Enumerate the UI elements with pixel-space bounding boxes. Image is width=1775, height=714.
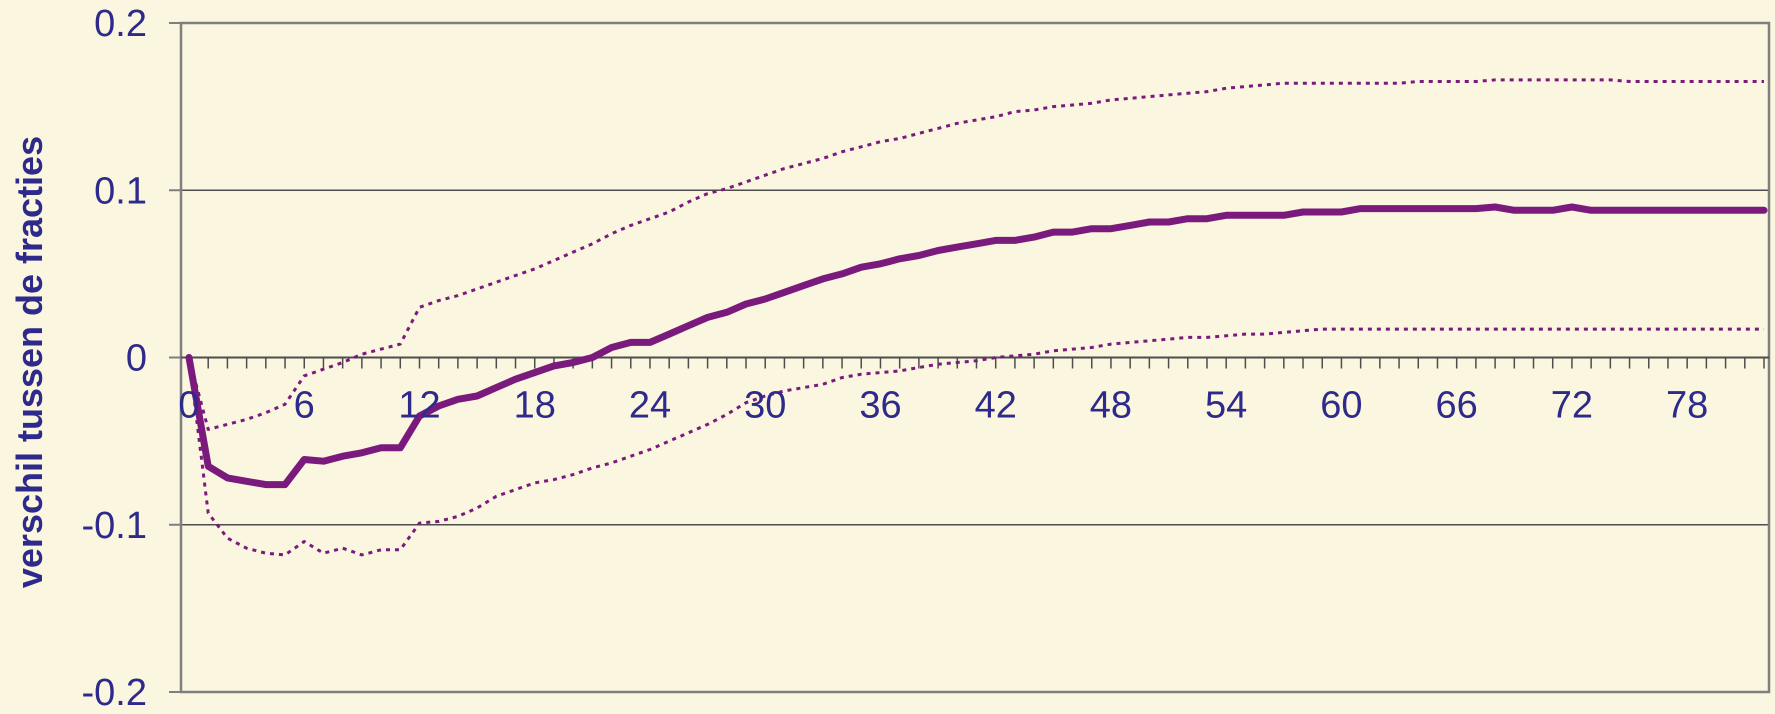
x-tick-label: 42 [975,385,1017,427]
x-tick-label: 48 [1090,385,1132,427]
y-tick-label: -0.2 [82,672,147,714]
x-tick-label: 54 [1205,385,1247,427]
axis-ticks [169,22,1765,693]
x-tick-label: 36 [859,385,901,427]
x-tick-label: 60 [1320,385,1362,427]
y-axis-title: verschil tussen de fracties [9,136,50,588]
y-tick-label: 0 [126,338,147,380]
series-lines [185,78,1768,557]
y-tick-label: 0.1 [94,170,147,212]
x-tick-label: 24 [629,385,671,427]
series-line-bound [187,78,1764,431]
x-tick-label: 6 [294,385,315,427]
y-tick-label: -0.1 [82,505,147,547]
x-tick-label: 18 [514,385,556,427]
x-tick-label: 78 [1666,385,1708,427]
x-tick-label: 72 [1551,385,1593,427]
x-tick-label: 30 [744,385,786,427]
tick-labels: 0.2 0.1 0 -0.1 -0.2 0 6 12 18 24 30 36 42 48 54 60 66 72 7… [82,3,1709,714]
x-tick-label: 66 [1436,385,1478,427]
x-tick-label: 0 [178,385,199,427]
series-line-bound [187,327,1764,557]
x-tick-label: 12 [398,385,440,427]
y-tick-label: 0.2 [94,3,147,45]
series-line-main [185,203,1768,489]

--

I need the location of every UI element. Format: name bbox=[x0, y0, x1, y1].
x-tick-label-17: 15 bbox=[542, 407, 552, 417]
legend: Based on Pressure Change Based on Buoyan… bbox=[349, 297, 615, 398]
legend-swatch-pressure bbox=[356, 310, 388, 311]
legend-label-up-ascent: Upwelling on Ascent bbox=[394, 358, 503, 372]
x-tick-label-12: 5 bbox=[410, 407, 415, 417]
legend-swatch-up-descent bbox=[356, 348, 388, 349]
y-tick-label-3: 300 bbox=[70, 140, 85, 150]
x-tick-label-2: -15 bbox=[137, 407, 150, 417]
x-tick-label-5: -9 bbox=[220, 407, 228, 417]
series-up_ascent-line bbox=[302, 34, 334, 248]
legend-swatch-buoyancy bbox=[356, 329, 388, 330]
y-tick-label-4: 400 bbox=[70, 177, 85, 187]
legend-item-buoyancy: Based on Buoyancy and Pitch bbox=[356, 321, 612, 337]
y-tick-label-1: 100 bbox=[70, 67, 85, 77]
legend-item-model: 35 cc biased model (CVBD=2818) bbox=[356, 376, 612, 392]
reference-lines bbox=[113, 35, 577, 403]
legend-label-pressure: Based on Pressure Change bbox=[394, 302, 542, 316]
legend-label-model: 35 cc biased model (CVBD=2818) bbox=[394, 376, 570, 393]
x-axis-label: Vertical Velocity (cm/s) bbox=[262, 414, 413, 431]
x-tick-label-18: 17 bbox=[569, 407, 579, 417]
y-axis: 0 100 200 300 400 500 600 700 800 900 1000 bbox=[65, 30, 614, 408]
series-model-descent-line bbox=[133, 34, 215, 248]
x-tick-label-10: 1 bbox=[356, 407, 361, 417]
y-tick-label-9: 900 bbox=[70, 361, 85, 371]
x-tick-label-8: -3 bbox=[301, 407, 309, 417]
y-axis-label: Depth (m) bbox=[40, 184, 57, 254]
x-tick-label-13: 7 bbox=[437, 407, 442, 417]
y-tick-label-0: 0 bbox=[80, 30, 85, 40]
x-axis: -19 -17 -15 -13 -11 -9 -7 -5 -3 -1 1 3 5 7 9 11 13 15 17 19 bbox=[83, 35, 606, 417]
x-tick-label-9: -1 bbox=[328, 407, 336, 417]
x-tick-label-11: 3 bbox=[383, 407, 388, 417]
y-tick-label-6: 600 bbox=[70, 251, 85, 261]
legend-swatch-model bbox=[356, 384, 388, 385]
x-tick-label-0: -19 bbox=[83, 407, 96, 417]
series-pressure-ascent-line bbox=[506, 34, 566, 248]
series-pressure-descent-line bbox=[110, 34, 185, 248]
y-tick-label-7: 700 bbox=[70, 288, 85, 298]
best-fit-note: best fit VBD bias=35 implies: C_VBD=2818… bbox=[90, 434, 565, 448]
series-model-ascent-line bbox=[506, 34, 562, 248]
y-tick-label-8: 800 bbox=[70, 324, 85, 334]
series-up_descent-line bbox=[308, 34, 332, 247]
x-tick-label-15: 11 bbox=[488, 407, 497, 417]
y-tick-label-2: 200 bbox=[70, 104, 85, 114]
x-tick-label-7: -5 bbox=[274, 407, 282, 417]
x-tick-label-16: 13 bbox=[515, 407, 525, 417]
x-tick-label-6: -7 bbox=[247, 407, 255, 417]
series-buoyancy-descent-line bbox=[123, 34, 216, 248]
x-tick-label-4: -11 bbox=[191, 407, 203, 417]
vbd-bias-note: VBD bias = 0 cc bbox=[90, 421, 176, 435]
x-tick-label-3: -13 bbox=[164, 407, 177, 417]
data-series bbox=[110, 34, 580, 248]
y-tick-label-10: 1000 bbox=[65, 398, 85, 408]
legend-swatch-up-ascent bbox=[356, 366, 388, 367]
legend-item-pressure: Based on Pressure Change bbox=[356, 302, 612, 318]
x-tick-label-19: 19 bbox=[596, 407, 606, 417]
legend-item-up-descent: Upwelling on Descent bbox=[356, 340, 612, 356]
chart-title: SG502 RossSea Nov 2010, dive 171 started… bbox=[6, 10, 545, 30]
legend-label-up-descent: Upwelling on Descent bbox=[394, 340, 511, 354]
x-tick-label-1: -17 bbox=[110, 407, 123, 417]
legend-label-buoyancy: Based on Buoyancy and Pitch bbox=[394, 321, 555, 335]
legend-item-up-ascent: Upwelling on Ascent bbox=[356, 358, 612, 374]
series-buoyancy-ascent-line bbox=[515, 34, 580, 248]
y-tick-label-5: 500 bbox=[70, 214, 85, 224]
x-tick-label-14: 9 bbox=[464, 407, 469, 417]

→ **Written instruction**: Could you express everything in the listing from the line containing "I need the location" down to the line containing "reference-lines bbox=[113, 35, 577, 403]" as a numbered list, leaving out any blank lines?

→ **Response below**:
1. I need the location of every UI element. Format: name bbox=[x0, y0, x1, y1].
2. x-tick-label-17: 15 bbox=[542, 407, 552, 417]
3. legend: Based on Pressure Change Based on Buoyan… bbox=[349, 297, 615, 398]
4. legend-swatch-pressure bbox=[356, 310, 388, 311]
5. legend-label-up-ascent: Upwelling on Ascent bbox=[394, 358, 503, 372]
6. x-tick-label-12: 5 bbox=[410, 407, 415, 417]
7. legend-swatch-up-descent bbox=[356, 348, 388, 349]
8. y-tick-label-3: 300 bbox=[70, 140, 85, 150]
9. x-tick-label-2: -15 bbox=[137, 407, 150, 417]
10. x-tick-label-5: -9 bbox=[220, 407, 228, 417]
11. series-up_ascent-line bbox=[302, 34, 334, 248]
12. legend-swatch-buoyancy bbox=[356, 329, 388, 330]
13. y-tick-label-4: 400 bbox=[70, 177, 85, 187]
14. legend-item-buoyancy: Based on Buoyancy and Pitch bbox=[356, 321, 612, 337]
15. y-tick-label-1: 100 bbox=[70, 67, 85, 77]
16. legend-item-model: 35 cc biased model (CVBD=2818) bbox=[356, 376, 612, 392]
17. reference-lines bbox=[113, 35, 577, 403]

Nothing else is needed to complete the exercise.